• [What the task asks]: Copy out every line that contains the word "Uyghur".

○ ○ ○ ○

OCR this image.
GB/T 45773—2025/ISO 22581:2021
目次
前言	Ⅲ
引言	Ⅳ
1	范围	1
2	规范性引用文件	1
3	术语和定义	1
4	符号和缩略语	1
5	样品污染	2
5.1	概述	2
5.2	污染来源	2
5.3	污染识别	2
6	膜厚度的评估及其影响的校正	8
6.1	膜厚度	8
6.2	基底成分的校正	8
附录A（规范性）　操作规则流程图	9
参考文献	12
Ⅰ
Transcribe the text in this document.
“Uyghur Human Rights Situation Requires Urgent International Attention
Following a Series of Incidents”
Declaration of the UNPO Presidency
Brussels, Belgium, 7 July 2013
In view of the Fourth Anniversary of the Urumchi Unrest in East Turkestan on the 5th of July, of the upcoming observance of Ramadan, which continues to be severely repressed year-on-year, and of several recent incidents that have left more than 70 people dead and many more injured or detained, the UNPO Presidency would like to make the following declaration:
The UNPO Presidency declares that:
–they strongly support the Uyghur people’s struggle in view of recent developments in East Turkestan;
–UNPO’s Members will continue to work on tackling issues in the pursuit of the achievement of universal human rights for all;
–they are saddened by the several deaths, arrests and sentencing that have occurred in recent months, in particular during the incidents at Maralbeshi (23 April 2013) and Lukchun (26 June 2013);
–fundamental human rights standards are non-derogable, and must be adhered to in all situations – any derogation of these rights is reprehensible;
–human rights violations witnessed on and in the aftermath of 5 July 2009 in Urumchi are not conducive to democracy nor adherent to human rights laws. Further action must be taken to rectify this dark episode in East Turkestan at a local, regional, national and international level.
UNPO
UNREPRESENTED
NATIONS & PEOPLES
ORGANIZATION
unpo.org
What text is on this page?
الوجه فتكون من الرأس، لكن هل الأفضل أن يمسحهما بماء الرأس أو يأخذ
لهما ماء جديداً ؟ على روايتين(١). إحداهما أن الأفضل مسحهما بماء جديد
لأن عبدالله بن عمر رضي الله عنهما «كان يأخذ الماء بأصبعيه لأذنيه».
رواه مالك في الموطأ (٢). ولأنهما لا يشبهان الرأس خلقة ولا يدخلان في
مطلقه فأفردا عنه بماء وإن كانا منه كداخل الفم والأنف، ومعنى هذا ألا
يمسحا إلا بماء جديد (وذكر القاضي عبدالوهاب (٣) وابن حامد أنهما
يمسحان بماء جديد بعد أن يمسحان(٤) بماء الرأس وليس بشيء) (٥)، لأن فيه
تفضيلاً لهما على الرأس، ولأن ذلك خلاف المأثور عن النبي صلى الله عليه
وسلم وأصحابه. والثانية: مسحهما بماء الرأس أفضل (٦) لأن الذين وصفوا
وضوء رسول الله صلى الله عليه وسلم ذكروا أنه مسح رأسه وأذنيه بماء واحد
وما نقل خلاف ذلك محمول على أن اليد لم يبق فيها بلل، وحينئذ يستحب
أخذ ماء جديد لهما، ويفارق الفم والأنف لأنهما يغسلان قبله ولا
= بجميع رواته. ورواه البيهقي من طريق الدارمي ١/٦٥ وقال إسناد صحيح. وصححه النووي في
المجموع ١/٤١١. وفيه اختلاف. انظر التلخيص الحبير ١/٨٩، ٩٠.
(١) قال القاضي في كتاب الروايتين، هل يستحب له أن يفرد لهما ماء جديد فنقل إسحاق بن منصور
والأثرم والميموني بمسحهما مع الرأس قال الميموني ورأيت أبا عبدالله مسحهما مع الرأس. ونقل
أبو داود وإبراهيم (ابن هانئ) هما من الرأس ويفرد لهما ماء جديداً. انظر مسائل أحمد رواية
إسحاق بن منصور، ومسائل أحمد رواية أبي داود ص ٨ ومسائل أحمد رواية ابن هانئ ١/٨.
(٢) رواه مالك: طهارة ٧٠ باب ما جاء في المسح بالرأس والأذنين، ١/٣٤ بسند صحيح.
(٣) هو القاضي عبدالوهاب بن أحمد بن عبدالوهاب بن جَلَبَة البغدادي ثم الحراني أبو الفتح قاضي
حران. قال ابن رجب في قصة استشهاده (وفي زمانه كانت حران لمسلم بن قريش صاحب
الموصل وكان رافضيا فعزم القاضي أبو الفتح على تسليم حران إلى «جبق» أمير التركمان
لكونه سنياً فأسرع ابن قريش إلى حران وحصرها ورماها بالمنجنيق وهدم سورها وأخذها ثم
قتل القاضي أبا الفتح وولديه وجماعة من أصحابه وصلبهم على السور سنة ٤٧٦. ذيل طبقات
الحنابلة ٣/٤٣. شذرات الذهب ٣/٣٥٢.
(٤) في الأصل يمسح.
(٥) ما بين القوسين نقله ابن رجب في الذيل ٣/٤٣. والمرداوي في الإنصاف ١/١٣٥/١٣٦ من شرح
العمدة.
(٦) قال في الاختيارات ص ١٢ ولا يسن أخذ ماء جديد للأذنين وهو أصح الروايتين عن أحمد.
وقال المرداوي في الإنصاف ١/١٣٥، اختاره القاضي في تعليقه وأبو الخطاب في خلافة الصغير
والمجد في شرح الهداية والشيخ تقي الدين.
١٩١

○ ○ ○ ○

• [Exercise response]:
“Uyghur Human Rights Situation Requires Urgent International Attention
–they strongly support the Uyghur people’s struggle in view of recent developments in East Turkestan;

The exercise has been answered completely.